**Exercise directions:**
Below are entries; tally how many lines hold the string "Other" and answer with only that figure.

** Start Excerpted data **

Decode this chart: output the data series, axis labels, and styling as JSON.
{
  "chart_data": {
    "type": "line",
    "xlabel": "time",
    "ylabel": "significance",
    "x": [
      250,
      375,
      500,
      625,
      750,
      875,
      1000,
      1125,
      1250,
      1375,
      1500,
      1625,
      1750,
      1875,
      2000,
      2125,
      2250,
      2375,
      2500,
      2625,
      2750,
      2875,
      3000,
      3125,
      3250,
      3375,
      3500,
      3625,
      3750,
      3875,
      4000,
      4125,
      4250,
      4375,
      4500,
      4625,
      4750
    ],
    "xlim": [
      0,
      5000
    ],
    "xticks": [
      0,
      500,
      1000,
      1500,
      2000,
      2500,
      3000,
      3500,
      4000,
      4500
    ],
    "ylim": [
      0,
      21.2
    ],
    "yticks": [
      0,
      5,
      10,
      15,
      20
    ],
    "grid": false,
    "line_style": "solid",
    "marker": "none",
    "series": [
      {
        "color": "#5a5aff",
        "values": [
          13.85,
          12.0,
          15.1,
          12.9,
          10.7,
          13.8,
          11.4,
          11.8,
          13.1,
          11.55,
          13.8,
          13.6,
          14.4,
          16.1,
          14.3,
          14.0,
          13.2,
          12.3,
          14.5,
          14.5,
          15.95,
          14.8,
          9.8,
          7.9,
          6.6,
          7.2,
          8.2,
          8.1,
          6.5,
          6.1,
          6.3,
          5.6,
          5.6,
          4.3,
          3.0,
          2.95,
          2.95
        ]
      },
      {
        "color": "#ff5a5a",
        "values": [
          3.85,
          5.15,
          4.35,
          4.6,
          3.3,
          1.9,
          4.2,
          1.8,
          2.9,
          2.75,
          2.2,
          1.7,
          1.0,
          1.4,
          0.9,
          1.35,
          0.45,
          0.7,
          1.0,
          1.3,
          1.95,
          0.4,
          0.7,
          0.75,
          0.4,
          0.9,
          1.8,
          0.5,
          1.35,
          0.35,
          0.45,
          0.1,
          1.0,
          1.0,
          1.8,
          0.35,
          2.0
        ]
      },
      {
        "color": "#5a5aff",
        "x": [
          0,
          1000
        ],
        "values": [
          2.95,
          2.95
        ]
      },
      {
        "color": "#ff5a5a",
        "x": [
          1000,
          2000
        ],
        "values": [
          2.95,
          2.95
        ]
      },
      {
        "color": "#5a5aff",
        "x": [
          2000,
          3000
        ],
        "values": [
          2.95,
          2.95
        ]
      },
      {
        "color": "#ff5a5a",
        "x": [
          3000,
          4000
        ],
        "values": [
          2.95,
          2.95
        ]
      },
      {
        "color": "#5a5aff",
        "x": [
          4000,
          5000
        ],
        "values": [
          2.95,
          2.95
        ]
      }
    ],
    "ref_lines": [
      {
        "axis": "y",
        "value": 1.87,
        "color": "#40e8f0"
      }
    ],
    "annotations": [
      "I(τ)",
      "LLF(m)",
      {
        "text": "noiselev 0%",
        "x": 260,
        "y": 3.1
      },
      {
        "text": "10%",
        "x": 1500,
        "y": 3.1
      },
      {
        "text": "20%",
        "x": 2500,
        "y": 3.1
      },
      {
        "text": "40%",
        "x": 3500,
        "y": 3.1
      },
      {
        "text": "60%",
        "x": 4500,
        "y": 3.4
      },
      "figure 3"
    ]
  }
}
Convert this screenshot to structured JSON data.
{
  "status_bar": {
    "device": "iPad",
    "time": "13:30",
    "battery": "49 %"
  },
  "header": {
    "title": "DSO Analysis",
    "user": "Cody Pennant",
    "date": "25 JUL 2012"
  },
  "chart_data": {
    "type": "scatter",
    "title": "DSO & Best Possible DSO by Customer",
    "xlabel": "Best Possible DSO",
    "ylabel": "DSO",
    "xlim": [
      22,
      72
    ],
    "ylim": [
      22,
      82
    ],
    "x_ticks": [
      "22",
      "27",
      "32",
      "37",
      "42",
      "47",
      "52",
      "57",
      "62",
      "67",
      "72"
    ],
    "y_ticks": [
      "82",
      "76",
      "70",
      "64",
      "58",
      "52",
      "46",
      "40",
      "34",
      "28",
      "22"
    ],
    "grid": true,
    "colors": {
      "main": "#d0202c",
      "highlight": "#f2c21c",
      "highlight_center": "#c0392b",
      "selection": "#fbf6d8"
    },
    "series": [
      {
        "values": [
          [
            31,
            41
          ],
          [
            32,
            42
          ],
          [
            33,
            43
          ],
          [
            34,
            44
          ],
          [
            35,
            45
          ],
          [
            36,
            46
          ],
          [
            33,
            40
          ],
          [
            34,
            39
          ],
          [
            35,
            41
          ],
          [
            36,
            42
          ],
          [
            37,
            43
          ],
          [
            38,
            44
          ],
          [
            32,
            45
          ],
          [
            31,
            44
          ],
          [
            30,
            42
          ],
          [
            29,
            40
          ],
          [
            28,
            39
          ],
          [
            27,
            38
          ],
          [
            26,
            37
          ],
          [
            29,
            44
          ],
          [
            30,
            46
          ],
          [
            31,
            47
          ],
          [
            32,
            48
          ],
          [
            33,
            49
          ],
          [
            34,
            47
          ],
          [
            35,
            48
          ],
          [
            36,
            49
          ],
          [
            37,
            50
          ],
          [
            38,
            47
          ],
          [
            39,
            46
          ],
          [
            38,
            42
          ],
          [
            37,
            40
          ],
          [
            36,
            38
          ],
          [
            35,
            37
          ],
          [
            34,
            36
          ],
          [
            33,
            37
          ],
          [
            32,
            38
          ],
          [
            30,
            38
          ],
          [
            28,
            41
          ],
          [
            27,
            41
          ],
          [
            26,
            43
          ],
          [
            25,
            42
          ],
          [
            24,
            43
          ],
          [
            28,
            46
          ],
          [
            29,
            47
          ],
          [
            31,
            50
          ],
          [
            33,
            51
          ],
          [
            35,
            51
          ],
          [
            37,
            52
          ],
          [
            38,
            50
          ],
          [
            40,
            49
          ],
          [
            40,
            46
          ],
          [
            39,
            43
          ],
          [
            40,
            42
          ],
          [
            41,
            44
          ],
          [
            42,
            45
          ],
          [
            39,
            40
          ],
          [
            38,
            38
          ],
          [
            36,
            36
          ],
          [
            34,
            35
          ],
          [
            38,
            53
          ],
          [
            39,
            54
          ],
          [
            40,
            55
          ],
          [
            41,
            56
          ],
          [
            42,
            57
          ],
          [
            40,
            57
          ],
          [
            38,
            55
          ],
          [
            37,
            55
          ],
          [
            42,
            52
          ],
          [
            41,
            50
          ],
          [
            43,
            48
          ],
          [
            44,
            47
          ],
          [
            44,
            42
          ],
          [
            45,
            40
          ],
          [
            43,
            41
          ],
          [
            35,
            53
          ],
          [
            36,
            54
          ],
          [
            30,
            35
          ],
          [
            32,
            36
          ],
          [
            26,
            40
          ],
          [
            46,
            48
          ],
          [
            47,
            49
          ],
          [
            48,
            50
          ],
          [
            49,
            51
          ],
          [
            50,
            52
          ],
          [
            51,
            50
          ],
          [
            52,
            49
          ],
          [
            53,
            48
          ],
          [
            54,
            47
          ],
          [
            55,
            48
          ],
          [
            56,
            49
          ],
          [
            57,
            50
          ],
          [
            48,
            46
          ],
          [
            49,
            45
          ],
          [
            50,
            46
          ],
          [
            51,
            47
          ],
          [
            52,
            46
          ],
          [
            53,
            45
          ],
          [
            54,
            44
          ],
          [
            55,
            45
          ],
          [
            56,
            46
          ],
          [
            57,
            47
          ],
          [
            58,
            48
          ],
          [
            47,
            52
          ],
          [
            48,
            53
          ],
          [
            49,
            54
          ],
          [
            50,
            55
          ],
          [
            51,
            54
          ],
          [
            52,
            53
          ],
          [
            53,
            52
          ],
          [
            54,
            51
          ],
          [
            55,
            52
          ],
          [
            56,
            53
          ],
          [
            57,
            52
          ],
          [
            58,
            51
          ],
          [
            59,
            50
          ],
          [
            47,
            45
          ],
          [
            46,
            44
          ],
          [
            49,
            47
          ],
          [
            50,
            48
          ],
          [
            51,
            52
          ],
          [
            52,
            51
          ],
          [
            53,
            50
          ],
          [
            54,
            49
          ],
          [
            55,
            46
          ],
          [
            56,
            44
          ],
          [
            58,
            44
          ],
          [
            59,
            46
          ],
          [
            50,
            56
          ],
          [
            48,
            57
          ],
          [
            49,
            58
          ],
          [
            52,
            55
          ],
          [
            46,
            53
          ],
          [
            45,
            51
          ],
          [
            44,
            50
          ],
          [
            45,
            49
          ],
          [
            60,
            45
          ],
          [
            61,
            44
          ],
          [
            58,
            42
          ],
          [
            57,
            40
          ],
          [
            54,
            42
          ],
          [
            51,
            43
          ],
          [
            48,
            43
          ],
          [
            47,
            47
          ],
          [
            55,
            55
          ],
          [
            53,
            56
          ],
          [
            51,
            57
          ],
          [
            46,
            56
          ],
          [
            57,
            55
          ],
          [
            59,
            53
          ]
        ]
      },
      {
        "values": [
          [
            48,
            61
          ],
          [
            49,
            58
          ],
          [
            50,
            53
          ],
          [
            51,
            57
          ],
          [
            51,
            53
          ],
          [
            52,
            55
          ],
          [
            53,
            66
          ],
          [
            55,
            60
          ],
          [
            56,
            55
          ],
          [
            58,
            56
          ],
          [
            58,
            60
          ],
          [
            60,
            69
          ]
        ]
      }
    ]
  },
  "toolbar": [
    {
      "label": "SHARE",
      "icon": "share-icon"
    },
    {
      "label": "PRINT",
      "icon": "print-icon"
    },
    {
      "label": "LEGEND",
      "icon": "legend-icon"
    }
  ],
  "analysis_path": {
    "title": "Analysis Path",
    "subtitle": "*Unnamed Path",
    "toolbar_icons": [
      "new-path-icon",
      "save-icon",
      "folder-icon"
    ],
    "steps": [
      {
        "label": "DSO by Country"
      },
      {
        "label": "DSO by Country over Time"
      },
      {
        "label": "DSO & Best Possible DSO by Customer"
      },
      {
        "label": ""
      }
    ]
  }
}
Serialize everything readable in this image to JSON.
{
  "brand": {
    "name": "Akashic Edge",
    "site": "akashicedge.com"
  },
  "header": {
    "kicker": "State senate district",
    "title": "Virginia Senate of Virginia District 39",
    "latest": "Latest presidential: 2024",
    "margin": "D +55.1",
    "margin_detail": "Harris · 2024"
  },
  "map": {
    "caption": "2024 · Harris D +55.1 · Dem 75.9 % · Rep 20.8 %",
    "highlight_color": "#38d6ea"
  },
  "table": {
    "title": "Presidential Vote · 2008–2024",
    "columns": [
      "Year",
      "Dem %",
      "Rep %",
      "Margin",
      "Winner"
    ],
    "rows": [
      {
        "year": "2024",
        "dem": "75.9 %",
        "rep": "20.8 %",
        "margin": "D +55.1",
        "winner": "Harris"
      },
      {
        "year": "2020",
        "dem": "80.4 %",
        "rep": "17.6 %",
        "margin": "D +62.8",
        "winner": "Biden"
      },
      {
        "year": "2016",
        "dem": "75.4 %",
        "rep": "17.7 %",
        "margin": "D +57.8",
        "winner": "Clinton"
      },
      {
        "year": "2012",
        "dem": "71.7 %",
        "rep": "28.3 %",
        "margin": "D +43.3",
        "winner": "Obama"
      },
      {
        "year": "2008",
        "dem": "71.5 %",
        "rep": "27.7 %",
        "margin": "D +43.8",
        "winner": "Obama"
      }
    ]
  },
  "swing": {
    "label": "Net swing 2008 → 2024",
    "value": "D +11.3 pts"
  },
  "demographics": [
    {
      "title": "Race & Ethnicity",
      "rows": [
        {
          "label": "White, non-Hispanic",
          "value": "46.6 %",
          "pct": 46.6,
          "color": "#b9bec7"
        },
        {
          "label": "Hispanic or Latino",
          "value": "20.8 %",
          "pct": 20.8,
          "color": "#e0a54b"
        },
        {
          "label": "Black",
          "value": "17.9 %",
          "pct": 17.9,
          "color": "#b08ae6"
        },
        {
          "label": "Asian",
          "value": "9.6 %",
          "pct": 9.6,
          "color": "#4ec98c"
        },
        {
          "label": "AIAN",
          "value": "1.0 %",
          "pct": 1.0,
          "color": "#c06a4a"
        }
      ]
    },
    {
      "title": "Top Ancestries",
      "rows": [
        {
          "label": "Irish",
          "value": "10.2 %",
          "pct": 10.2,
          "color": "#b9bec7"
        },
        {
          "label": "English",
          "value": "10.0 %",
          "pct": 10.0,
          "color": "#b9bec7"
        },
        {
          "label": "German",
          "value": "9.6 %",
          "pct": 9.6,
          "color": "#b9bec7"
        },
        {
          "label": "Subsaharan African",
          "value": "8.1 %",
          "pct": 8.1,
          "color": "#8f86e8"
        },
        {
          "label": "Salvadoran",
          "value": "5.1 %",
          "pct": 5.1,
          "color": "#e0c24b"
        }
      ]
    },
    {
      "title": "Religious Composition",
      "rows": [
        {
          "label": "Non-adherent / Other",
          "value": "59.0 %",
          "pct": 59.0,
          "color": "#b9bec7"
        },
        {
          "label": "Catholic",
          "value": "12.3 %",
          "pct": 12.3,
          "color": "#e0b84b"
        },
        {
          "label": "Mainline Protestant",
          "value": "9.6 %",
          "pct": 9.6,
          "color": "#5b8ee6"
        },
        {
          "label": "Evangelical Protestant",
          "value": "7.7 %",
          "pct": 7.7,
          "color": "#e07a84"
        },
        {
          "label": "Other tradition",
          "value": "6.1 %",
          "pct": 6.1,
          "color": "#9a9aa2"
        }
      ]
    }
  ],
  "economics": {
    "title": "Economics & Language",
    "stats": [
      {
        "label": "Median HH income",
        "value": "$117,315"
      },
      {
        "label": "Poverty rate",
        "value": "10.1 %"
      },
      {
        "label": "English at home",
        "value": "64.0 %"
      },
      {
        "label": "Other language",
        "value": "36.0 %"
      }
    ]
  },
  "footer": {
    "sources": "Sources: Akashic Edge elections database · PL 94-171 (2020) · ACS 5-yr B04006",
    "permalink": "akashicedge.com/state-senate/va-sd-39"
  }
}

** End Excerpted data **

**Problem solution:**
3